PROBLEM TO WORK ON:
Copy each line below without leaving any out.

SOURCE MATERIAL:
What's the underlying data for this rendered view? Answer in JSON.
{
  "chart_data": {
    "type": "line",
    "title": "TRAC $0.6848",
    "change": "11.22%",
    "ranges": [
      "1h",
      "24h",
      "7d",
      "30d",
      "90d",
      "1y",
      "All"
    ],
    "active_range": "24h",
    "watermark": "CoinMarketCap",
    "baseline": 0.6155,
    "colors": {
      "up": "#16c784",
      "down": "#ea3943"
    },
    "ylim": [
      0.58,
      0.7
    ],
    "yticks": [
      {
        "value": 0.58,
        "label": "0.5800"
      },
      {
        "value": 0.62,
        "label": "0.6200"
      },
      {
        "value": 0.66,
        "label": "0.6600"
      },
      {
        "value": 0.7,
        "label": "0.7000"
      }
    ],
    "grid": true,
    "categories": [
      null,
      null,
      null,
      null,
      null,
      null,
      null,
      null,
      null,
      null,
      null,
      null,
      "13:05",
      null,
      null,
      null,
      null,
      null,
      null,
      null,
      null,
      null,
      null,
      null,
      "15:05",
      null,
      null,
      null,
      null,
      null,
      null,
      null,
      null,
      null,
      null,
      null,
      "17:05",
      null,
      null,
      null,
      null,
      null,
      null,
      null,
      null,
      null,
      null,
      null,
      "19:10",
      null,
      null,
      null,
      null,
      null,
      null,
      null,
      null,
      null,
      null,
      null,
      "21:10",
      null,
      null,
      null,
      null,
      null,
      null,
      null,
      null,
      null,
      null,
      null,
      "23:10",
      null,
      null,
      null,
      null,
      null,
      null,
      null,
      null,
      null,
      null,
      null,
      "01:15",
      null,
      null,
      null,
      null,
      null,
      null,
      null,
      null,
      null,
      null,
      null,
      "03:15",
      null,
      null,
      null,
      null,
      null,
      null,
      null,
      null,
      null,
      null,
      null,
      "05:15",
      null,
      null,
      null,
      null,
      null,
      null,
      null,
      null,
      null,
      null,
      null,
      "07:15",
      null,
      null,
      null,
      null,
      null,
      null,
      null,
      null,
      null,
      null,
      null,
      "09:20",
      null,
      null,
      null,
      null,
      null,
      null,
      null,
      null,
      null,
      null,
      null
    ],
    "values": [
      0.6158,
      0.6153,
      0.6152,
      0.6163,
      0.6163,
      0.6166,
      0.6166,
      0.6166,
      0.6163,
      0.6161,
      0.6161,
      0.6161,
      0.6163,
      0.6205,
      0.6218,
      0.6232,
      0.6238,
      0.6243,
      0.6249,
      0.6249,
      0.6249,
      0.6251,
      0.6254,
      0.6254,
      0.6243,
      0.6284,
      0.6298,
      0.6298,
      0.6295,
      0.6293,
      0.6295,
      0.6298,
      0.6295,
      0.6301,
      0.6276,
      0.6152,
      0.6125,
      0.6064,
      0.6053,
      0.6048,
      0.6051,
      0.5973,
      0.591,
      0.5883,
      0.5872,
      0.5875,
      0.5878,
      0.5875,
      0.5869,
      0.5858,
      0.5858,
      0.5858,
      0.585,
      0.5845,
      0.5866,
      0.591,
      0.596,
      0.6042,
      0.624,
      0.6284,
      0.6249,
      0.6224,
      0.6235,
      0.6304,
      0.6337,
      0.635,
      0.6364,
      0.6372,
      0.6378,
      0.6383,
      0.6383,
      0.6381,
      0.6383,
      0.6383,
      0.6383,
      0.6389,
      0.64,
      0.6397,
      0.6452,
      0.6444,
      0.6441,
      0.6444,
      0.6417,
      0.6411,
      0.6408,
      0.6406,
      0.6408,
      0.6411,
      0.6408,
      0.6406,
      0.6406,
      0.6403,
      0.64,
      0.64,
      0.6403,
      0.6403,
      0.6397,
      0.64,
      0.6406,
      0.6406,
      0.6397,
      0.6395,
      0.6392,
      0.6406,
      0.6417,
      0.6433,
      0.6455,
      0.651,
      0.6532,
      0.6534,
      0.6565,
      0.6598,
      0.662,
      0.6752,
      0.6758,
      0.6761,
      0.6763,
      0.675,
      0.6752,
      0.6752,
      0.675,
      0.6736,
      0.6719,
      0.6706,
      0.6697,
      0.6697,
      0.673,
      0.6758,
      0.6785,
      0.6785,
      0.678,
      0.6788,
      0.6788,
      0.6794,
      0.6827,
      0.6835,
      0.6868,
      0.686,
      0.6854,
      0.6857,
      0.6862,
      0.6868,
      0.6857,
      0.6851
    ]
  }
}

SOLUTION FOR THIS PROBLEM:
What's the underlying data for this rendered view? Answer in JSON.
{
  "chart_data": {
    "type": "line",
    "title": "TRAC $0.6848",
    "change": "11.22%",
    "ranges": [
      "1h",
      "24h",
      "7d",
      "30d",
      "90d",
      "1y",
      "All"
    ],
    "active_range": "24h",
    "watermark": "CoinMarketCap",
    "baseline": 0.6155,
    "colors": {
      "up": "#16c784",
      "down": "#ea3943"
    },
    "ylim": [
      0.58,
      0.7
    ],
    "yticks": [
      {
        "value": 0.58,
        "label": "0.5800"
      },
      {
        "value": 0.62,
        "label": "0.6200"
      },
      {
        "value": 0.66,
        "label": "0.6600"
      },
      {
        "value": 0.7,
        "label": "0.7000"
      }
    ],
    "grid": true,
    "categories": [
      null,
      null,
      null,
      null,
      null,
      null,
      null,
      null,
      null,
      null,
      null,
      null,
      "13:05",
      null,
      null,
      null,
      null,
      null,
      null,
      null,
      null,
      null,
      null,
      null,
      "15:05",
      null,
      null,
      null,
      null,
      null,
      null,
      null,
      null,
      null,
      null,
      null,
      "17:05",
      null,
      null,
      null,
      null,
      null,
      null,
      null,
      null,
      null,
      null,
      null,
      "19:10",
      null,
      null,
      null,
      null,
      null,
      null,
      null,
      null,
      null,
      null,
      null,
      "21:10",
      null,
      null,
      null,
      null,
      null,
      null,
      null,
      null,
      null,
      null,
      null,
      "23:10",
      null,
      null,
      null,
      null,
      null,
      null,
      null,
      null,
      null,
      null,
      null,
      "01:15",
      null,
      null,
      null,
      null,
      null,
      null,
      null,
      null,
      null,
      null,
      null,
      "03:15",
      null,
      null,
      null,
      null,
      null,
      null,
      null,
      null,
      null,
      null,
      null,
      "05:15",
      null,
      null,
      null,
      null,
      null,
      null,
      null,
      null,
      null,
      null,
      null,
      "07:15",
      null,
      null,
      null,
      null,
      null,
      null,
      null,
      null,
      null,
      null,
      null,
      "09:20",
      null,
      null,
      null,
      null,
      null,
      null,
      null,
      null,
      null,
      null,
      null
    ],
    "values": [
      0.6158,
      0.6153,
      0.6152,
      0.6163,
      0.6163,
      0.6166,
      0.6166,
      0.6166,
      0.6163,
      0.6161,
      0.6161,
      0.6161,
      0.6163,
      0.6205,
      0.6218,
      0.6232,
      0.6238,
      0.6243,
      0.6249,
      0.6249,
      0.6249,
      0.6251,
      0.6254,
      0.6254,
      0.6243,
      0.6284,
      0.6298,
      0.6298,
      0.6295,
      0.6293,
      0.6295,
      0.6298,
      0.6295,
      0.6301,
      0.6276,
      0.6152,
      0.6125,
      0.6064,
      0.6053,
      0.6048,
      0.6051,
      0.5973,
      0.591,
      0.5883,
      0.5872,
      0.5875,
      0.5878,
      0.5875,
      0.5869,
      0.5858,
      0.5858,
      0.5858,
      0.585,
      0.5845,
      0.5866,
      0.591,
      0.596,
      0.6042,
      0.624,
      0.6284,
      0.6249,
      0.6224,
      0.6235,
      0.6304,
      0.6337,
      0.635,
      0.6364,
      0.6372,
      0.6378,
      0.6383,
      0.6383,
      0.6381,
      0.6383,
      0.6383,
      0.6383,
      0.6389,
      0.64,
      0.6397,
      0.6452,
      0.6444,
      0.6441,
      0.6444,
      0.6417,
      0.6411,
      0.6408,
      0.6406,
      0.6408,
      0.6411,
      0.6408,
      0.6406,
      0.6406,
      0.6403,
      0.64,
      0.64,
      0.6403,
      0.6403,
      0.6397,
      0.64,
      0.6406,
      0.6406,
      0.6397,
      0.6395,
      0.6392,
      0.6406,
      0.6417,
      0.6433,
      0.6455,
      0.651,
      0.6532,
      0.6534,
      0.6565,
      0.6598,
      0.662,
      0.6752,
      0.6758,
      0.6761,
      0.6763,
      0.675,
      0.6752,
      0.6752,
      0.675,
      0.6736,
      0.6719,
      0.6706,
      0.6697,
      0.6697,
      0.673,
      0.6758,
      0.6785,
      0.6785,
      0.678,
      0.6788,
      0.6788,
      0.6794,
      0.6827,
      0.6835,
      0.6868,
      0.686,
      0.6854,
      0.6857,
      0.6862,
      0.6868,
      0.6857,
      0.6851
    ]
  }
}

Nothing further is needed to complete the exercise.